## BEGIN Dataset excerpts

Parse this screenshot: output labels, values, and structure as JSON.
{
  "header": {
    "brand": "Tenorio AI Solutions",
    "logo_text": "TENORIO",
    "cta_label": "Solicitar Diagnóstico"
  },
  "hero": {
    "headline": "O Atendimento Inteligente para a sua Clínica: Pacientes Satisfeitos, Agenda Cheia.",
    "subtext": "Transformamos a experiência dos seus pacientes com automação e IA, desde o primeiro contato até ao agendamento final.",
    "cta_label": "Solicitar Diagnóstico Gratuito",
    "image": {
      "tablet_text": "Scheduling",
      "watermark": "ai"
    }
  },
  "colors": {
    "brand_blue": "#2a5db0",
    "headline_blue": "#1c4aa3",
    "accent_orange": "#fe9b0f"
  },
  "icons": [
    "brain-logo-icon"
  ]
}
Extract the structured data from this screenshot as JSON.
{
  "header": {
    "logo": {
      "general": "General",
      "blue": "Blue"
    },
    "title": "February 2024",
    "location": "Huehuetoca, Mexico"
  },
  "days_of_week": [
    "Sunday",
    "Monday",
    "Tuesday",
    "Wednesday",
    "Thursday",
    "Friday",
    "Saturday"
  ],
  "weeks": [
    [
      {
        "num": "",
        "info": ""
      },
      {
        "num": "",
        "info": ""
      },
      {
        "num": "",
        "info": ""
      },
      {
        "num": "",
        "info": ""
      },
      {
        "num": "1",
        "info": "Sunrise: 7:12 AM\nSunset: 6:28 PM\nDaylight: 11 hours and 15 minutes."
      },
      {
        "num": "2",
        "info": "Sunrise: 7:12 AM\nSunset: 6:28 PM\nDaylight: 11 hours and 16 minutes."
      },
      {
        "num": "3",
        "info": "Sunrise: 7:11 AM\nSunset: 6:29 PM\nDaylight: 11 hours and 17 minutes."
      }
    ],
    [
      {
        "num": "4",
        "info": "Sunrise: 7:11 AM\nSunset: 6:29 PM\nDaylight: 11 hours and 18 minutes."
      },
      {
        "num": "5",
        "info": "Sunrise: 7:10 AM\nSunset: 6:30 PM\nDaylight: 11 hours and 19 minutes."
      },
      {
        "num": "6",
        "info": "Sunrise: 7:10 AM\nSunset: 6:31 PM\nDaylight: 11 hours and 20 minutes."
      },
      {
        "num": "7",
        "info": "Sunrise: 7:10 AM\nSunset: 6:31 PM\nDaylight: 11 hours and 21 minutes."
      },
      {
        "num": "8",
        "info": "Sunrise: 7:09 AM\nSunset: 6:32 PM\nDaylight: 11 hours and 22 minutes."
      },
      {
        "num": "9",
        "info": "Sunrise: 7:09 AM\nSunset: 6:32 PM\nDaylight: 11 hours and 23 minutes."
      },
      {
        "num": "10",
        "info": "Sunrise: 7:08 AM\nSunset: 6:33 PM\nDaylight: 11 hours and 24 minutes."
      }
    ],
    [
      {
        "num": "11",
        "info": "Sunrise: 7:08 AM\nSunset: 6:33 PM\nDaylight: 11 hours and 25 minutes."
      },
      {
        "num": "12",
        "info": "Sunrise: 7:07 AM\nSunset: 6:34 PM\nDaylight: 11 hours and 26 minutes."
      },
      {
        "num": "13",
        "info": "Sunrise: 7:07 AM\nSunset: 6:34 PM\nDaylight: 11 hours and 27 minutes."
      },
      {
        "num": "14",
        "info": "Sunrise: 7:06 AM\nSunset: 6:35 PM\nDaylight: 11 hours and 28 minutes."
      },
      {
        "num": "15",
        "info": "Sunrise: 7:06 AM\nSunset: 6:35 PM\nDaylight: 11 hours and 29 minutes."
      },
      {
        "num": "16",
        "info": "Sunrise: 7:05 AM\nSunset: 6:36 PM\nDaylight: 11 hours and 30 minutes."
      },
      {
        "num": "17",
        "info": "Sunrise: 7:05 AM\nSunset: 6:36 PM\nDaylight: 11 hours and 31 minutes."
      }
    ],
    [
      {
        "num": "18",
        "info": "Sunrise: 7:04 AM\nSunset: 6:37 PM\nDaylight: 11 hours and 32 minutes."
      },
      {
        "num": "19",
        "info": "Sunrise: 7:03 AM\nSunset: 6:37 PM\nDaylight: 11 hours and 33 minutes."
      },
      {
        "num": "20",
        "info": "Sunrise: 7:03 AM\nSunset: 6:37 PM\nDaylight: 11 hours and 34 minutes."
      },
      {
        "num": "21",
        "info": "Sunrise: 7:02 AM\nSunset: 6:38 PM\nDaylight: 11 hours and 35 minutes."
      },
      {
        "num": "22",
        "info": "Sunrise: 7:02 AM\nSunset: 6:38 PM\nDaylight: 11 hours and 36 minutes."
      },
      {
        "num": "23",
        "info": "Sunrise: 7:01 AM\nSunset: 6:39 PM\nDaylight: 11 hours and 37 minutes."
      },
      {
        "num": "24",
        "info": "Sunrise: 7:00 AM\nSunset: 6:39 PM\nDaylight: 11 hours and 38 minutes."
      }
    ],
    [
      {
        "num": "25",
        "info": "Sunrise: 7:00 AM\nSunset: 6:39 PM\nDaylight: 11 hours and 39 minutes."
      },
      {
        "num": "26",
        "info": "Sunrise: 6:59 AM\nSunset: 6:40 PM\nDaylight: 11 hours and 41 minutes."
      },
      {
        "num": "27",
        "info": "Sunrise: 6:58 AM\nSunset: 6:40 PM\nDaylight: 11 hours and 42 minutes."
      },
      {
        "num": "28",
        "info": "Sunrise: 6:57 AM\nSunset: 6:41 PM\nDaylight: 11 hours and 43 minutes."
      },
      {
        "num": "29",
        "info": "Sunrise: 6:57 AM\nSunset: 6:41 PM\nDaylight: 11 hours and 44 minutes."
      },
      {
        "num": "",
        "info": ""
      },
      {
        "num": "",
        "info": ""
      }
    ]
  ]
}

## END Dataset excerpts

◆ Work required ◆
Return each line among the entries that holds the word "Diagnóstico".

◆ Reply to the exercise ◆
    "cta_label": "Solicitar Diagnóstico"
    "cta_label": "Solicitar Diagnóstico Gratuito",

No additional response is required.